§ Task
List all lines of the data that include the string "Educación".

§ Dataset extract
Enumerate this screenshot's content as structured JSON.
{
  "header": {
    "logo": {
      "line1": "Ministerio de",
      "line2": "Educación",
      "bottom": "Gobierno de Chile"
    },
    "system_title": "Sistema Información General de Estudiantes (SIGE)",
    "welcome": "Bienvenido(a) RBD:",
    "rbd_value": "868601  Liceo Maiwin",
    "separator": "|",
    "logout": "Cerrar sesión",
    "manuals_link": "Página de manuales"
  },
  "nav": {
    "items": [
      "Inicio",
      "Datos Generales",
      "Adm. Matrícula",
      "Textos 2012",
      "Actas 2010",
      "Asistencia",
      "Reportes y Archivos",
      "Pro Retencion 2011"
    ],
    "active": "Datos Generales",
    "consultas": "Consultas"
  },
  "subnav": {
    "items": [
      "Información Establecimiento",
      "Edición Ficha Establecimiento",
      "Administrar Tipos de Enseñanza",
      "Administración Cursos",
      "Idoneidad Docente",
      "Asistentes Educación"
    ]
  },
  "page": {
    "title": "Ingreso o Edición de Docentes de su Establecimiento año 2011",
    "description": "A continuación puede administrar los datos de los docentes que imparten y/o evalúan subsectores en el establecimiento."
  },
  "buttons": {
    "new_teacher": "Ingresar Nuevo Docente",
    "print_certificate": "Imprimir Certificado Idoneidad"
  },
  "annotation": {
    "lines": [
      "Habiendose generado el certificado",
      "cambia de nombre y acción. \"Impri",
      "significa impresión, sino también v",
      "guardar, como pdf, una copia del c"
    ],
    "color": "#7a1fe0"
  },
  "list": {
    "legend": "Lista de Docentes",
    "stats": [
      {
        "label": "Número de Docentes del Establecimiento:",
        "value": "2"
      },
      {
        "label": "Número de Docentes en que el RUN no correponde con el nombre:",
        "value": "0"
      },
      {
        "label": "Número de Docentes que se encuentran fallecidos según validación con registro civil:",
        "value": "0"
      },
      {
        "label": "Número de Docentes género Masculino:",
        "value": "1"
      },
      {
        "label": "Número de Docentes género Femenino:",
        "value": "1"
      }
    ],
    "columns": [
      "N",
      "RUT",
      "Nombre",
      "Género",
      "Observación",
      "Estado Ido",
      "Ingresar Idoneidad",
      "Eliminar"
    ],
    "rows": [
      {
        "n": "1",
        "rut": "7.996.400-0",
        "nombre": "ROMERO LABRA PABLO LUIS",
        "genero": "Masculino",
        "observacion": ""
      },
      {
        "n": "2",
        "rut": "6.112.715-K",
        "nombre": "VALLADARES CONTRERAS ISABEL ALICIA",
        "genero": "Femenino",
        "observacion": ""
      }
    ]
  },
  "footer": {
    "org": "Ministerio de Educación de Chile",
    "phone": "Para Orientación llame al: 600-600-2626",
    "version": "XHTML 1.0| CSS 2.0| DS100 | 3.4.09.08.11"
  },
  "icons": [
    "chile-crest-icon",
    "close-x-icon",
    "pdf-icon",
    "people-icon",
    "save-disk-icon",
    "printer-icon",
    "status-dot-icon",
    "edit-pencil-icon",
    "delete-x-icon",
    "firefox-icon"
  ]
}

§ Exercise solution
      "line2": "Educación",
      "Asistentes Educación"
    "org": "Ministerio de Educación de Chile",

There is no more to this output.